• **The problem**:
Reproduce, word for word, every line starting at the line that contains "Convert this screenshot" and ending with the final line of the entries.

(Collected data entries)
________________

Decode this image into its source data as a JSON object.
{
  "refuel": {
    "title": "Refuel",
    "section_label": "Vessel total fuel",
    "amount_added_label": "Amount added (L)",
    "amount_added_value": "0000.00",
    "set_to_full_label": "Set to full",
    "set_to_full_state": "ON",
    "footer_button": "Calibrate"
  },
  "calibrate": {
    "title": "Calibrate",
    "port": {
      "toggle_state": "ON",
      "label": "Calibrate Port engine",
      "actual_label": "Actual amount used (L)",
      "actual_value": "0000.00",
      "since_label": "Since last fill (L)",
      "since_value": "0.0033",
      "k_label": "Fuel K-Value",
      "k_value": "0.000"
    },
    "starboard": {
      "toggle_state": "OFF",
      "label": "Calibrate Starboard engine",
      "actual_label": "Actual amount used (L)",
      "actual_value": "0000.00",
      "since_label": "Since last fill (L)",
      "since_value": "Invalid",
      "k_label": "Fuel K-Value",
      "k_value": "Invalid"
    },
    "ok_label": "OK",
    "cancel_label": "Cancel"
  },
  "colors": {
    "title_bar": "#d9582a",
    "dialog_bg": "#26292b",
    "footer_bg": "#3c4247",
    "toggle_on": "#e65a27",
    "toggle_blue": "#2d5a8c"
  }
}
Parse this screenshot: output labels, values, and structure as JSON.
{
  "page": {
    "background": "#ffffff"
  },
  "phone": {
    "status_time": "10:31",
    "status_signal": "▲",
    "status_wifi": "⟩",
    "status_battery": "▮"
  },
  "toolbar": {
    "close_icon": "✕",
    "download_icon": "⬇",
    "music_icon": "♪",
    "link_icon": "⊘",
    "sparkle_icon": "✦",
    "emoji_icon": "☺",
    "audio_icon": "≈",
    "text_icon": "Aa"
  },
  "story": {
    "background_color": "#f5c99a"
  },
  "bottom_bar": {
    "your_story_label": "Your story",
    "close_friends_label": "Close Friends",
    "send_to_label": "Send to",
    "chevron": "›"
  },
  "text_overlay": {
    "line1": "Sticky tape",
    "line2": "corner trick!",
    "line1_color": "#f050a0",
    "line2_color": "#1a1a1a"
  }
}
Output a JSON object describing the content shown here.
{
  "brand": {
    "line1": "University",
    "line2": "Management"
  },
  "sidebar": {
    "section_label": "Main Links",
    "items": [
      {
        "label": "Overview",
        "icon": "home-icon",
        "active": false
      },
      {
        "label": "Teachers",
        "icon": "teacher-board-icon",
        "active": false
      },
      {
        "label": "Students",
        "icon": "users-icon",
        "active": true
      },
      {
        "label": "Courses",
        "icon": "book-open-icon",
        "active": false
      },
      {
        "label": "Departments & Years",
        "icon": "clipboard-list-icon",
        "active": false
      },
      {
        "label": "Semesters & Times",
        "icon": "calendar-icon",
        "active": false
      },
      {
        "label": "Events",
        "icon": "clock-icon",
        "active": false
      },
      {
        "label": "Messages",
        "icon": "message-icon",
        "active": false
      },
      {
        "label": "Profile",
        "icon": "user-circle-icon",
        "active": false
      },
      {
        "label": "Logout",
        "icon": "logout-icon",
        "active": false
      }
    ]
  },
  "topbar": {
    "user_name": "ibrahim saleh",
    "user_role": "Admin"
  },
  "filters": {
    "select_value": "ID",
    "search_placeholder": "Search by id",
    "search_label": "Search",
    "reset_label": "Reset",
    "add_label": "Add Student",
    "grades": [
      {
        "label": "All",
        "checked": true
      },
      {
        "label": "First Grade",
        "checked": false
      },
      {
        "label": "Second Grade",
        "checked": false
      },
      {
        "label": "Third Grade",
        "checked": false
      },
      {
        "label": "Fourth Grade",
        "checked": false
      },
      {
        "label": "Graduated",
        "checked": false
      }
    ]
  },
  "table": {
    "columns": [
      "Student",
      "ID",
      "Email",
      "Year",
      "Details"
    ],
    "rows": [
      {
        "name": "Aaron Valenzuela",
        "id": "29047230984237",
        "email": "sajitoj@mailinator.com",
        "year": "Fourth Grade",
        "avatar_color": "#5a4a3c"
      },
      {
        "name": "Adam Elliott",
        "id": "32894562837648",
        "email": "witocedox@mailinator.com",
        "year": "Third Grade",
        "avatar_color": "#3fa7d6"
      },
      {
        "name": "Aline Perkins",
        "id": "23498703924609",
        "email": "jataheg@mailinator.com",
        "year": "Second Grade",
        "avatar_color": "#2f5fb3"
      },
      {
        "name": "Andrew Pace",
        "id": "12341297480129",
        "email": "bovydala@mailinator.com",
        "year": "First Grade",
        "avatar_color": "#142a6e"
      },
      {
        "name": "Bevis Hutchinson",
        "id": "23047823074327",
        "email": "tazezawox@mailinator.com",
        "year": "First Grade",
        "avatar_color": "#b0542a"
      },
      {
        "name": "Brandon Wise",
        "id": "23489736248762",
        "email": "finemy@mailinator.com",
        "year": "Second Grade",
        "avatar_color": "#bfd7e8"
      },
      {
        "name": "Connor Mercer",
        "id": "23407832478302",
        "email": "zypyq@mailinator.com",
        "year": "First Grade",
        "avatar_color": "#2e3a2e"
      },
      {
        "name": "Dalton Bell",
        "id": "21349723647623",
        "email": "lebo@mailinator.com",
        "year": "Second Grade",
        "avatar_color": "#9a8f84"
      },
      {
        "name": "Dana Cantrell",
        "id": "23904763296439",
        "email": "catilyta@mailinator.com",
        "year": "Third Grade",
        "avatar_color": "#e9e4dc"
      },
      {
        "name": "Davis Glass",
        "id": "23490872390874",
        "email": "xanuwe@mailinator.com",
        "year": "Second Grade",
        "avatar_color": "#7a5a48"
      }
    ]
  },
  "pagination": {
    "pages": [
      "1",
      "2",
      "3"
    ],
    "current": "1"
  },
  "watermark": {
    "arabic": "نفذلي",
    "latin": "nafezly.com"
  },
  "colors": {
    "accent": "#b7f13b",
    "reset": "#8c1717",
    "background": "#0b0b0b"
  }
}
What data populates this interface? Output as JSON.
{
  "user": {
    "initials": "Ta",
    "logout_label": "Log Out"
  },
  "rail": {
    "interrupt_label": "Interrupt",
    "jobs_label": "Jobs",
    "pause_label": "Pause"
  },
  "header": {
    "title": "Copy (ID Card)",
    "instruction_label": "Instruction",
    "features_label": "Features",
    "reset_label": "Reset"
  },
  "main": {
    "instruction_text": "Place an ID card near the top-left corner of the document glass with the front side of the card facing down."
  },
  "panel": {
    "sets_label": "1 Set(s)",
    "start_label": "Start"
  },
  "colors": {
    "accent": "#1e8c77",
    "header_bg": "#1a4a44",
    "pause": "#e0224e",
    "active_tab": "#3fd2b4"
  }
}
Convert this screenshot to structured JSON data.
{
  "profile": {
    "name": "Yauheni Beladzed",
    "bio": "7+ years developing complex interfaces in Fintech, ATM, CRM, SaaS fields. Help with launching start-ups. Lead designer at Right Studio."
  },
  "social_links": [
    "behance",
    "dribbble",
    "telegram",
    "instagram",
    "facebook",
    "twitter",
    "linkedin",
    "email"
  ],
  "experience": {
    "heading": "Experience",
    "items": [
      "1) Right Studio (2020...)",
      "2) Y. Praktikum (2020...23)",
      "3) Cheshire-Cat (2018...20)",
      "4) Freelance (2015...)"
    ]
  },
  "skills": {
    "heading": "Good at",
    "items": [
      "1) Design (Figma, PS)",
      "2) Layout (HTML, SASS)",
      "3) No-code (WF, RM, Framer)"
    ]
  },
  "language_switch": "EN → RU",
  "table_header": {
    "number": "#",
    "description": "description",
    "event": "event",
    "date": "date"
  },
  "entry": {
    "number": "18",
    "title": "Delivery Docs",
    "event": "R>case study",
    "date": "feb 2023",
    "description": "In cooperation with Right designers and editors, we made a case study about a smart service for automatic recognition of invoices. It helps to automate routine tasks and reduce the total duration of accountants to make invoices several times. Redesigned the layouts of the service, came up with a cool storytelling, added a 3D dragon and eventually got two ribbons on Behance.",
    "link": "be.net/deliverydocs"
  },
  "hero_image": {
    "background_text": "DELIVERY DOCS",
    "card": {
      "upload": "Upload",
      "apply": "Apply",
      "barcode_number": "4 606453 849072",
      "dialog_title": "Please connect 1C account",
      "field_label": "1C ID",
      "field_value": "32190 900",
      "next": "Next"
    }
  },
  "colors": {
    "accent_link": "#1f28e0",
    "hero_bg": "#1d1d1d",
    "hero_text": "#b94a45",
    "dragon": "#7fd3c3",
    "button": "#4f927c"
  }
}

________________

• **Correct output**:
Convert this screenshot to structured JSON data.
{
  "profile": {
    "name": "Yauheni Beladzed",
    "bio": "7+ years developing complex interfaces in Fintech, ATM, CRM, SaaS fields. Help with launching start-ups. Lead designer at Right Studio."
  },
  "social_links": [
    "behance",
    "dribbble",
    "telegram",
    "instagram",
    "facebook",
    "twitter",
    "linkedin",
    "email"
  ],
  "experience": {
    "heading": "Experience",
    "items": [
      "1) Right Studio (2020...)",
      "2) Y. Praktikum (2020...23)",
      "3) Cheshire-Cat (2018...20)",
      "4) Freelance (2015...)"
    ]
  },
  "skills": {
    "heading": "Good at",
    "items": [
      "1) Design (Figma, PS)",
      "2) Layout (HTML, SASS)",
      "3) No-code (WF, RM, Framer)"
    ]
  },
  "language_switch": "EN → RU",
  "table_header": {
    "number": "#",
    "description": "description",
    "event": "event",
    "date": "date"
  },
  "entry": {
    "number": "18",
    "title": "Delivery Docs",
    "event": "R>case study",
    "date": "feb 2023",
    "description": "In cooperation with Right designers and editors, we made a case study about a smart service for automatic recognition of invoices. It helps to automate routine tasks and reduce the total duration of accountants to make invoices several times. Redesigned the layouts of the service, came up with a cool storytelling, added a 3D dragon and eventually got two ribbons on Behance.",
    "link": "be.net/deliverydocs"
  },
  "hero_image": {
    "background_text": "DELIVERY DOCS",
    "card": {
      "upload": "Upload",
      "apply": "Apply",
      "barcode_number": "4 606453 849072",
      "dialog_title": "Please connect 1C account",
      "field_label": "1C ID",
      "field_value": "32190 900",
      "next": "Next"
    }
  },
  "colors": {
    "accent_link": "#1f28e0",
    "hero_bg": "#1d1d1d",
    "hero_text": "#b94a45",
    "dragon": "#7fd3c3",
    "button": "#4f927c"
  }
}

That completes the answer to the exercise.